▸ Record list:

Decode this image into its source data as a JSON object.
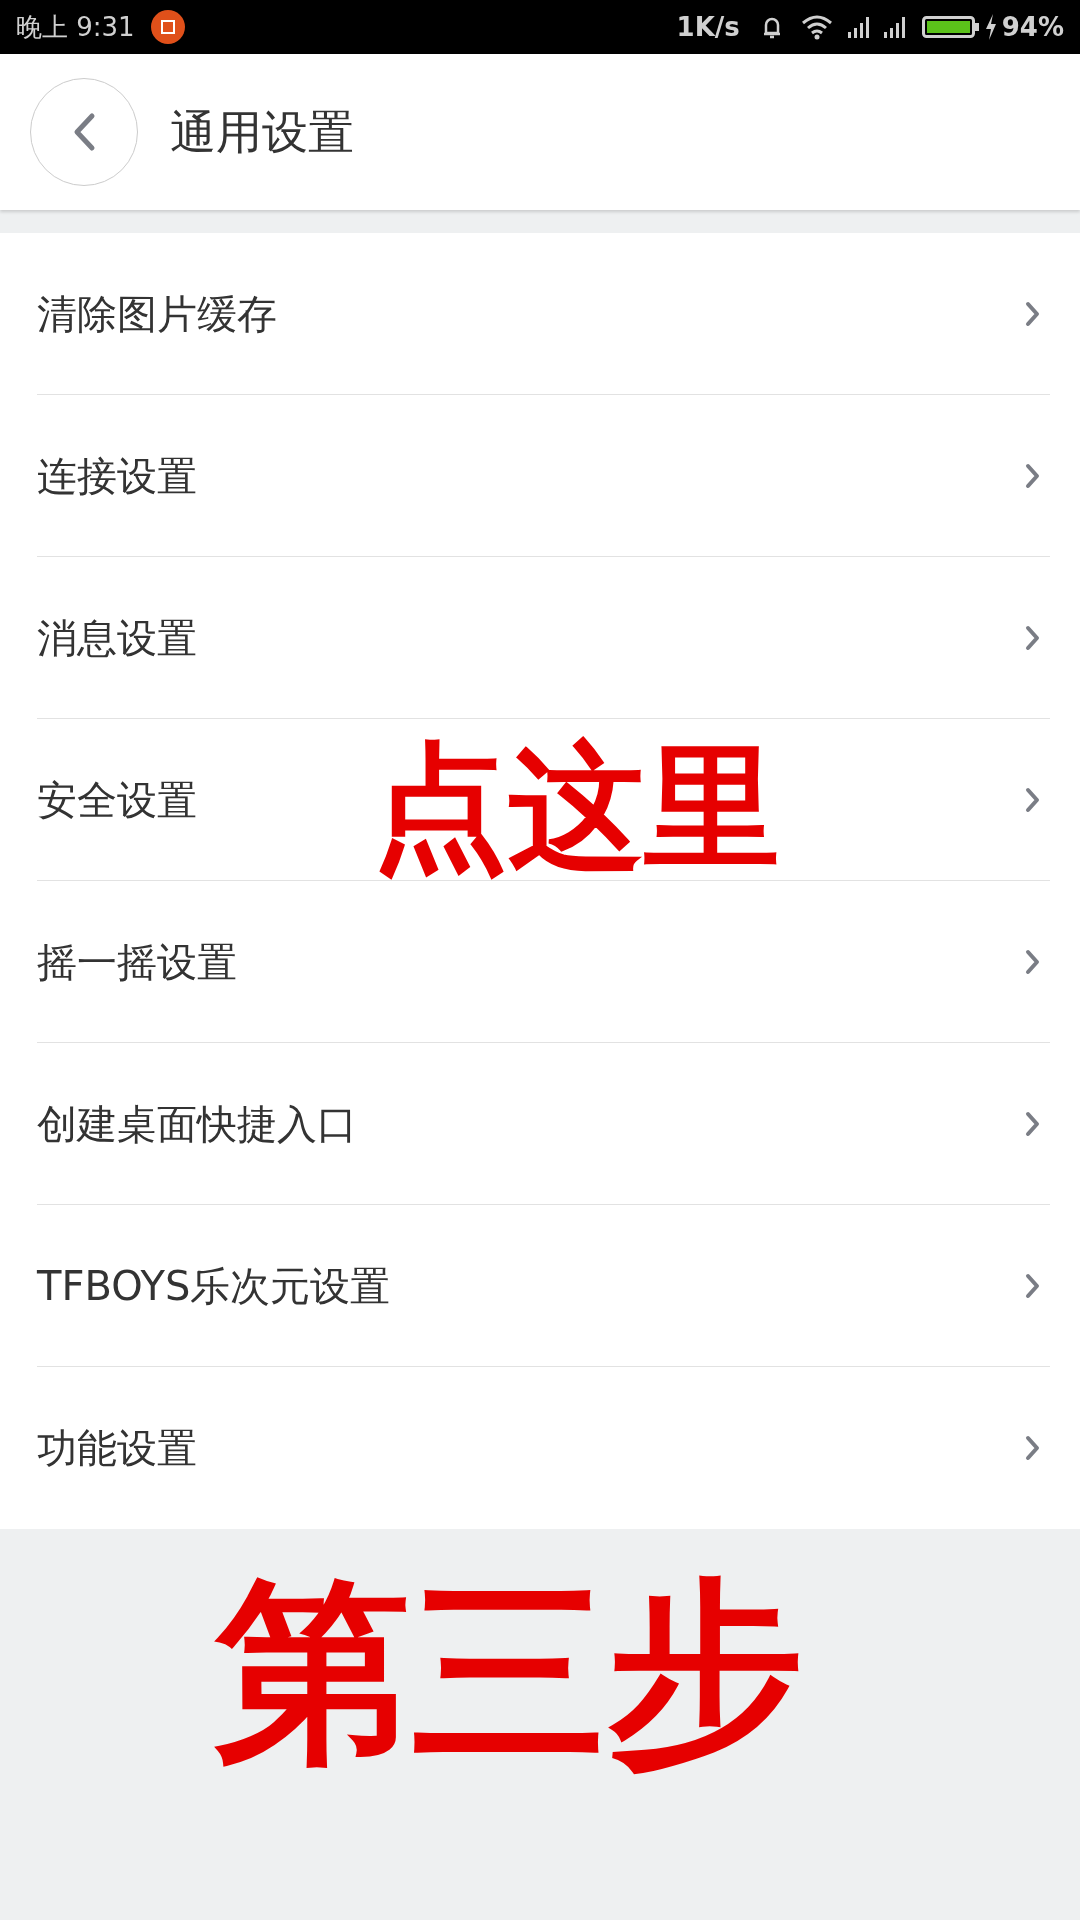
{
  "status_bar": {
    "time": "晚上 9:31",
    "speed": "1K/s",
    "battery": "94%"
  },
  "header": {
    "title": "通用设置"
  },
  "items": [
    {
      "label": "清除图片缓存"
    },
    {
      "label": "连接设置"
    },
    {
      "label": "消息设置"
    },
    {
      "label": "安全设置"
    },
    {
      "label": "摇一摇设置"
    },
    {
      "label": "创建桌面快捷入口"
    },
    {
      "label": "TFBOYS乐次元设置"
    },
    {
      "label": "功能设置"
    }
  ],
  "annotations": [
    {
      "text": "点这里"
    },
    {
      "text": "第三步"
    }
  ]
}
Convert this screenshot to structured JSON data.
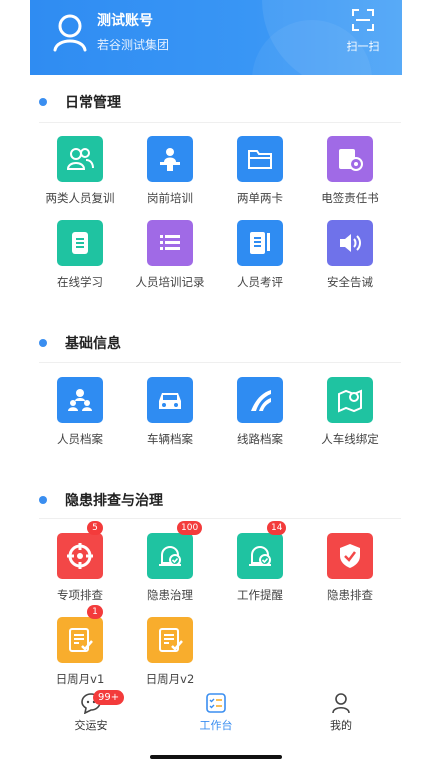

▸ Task prompt: Reproduce all of the data exactly; the pictures do not belong in the copy.

▸ Task response:
Decode this image into its source data as a JSON object.
{
  "status_bar": {
    "time": "晚上 9:31",
    "speed": "1K/s",
    "battery": "94%"
  },
  "header": {
    "title": "通用设置"
  },
  "items": [
    {
      "label": "清除图片缓存"
    },
    {
      "label": "连接设置"
    },
    {
      "label": "消息设置"
    },
    {
      "label": "安全设置"
    },
    {
      "label": "摇一摇设置"
    },
    {
      "label": "创建桌面快捷入口"
    },
    {
      "label": "TFBOYS乐次元设置"
    },
    {
      "label": "功能设置"
    }
  ],
  "annotations": [
    {
      "text": "点这里"
    },
    {
      "text": "第三步"
    }
  ]
}
Convert this screenshot to structured JSON data.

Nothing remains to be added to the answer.